Directions.
Extract every record, keeping each one exactly as it is.

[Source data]
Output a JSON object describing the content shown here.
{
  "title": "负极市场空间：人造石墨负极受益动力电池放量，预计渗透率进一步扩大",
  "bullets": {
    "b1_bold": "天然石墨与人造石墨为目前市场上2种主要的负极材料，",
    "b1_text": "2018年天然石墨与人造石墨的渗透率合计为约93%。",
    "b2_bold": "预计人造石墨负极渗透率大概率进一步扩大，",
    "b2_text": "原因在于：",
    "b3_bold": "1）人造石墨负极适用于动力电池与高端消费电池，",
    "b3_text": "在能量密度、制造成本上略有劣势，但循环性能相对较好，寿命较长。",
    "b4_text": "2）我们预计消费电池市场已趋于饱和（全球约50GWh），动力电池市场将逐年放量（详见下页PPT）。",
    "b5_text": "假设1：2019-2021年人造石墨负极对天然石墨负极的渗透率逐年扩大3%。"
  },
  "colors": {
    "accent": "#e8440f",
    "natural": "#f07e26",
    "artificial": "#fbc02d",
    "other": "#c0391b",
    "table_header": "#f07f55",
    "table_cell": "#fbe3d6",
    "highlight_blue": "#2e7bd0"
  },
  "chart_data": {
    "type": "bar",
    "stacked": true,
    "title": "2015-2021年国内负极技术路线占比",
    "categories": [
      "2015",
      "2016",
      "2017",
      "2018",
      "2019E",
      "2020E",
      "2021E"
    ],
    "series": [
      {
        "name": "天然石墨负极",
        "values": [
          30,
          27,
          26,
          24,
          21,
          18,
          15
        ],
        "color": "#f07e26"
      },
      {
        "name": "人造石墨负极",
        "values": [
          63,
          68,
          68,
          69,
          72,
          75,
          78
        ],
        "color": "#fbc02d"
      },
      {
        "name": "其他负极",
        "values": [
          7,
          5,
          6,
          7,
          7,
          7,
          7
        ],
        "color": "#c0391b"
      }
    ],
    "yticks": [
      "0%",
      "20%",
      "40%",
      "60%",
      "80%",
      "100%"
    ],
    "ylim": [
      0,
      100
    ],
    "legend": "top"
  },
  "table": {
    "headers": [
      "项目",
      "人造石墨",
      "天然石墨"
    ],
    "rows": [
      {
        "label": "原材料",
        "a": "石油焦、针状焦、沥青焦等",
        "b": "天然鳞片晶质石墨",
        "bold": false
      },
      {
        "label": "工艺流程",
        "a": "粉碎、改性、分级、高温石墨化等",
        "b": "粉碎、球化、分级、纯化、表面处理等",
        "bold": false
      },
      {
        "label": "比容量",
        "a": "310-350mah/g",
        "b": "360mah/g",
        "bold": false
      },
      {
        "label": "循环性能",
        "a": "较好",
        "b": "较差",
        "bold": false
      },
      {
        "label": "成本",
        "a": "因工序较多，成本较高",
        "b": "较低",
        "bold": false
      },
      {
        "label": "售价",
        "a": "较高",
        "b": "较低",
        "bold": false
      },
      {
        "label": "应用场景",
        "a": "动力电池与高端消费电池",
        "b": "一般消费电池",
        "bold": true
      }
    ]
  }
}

Solution for this problem.
Output a JSON object describing the content shown here.
{
  "title": "负极市场空间：人造石墨负极受益动力电池放量，预计渗透率进一步扩大",
  "bullets": {
    "b1_bold": "天然石墨与人造石墨为目前市场上2种主要的负极材料，",
    "b1_text": "2018年天然石墨与人造石墨的渗透率合计为约93%。",
    "b2_bold": "预计人造石墨负极渗透率大概率进一步扩大，",
    "b2_text": "原因在于：",
    "b3_bold": "1）人造石墨负极适用于动力电池与高端消费电池，",
    "b3_text": "在能量密度、制造成本上略有劣势，但循环性能相对较好，寿命较长。",
    "b4_text": "2）我们预计消费电池市场已趋于饱和（全球约50GWh），动力电池市场将逐年放量（详见下页PPT）。",
    "b5_text": "假设1：2019-2021年人造石墨负极对天然石墨负极的渗透率逐年扩大3%。"
  },
  "colors": {
    "accent": "#e8440f",
    "natural": "#f07e26",
    "artificial": "#fbc02d",
    "other": "#c0391b",
    "table_header": "#f07f55",
    "table_cell": "#fbe3d6",
    "highlight_blue": "#2e7bd0"
  },
  "chart_data": {
    "type": "bar",
    "stacked": true,
    "title": "2015-2021年国内负极技术路线占比",
    "categories": [
      "2015",
      "2016",
      "2017",
      "2018",
      "2019E",
      "2020E",
      "2021E"
    ],
    "series": [
      {
        "name": "天然石墨负极",
        "values": [
          30,
          27,
          26,
          24,
          21,
          18,
          15
        ],
        "color": "#f07e26"
      },
      {
        "name": "人造石墨负极",
        "values": [
          63,
          68,
          68,
          69,
          72,
          75,
          78
        ],
        "color": "#fbc02d"
      },
      {
        "name": "其他负极",
        "values": [
          7,
          5,
          6,
          7,
          7,
          7,
          7
        ],
        "color": "#c0391b"
      }
    ],
    "yticks": [
      "0%",
      "20%",
      "40%",
      "60%",
      "80%",
      "100%"
    ],
    "ylim": [
      0,
      100
    ],
    "legend": "top"
  },
  "table": {
    "headers": [
      "项目",
      "人造石墨",
      "天然石墨"
    ],
    "rows": [
      {
        "label": "原材料",
        "a": "石油焦、针状焦、沥青焦等",
        "b": "天然鳞片晶质石墨",
        "bold": false
      },
      {
        "label": "工艺流程",
        "a": "粉碎、改性、分级、高温石墨化等",
        "b": "粉碎、球化、分级、纯化、表面处理等",
        "bold": false
      },
      {
        "label": "比容量",
        "a": "310-350mah/g",
        "b": "360mah/g",
        "bold": false
      },
      {
        "label": "循环性能",
        "a": "较好",
        "b": "较差",
        "bold": false
      },
      {
        "label": "成本",
        "a": "因工序较多，成本较高",
        "b": "较低",
        "bold": false
      },
      {
        "label": "售价",
        "a": "较高",
        "b": "较低",
        "bold": false
      },
      {
        "label": "应用场景",
        "a": "动力电池与高端消费电池",
        "b": "一般消费电池",
        "bold": true
      }
    ]
  }
}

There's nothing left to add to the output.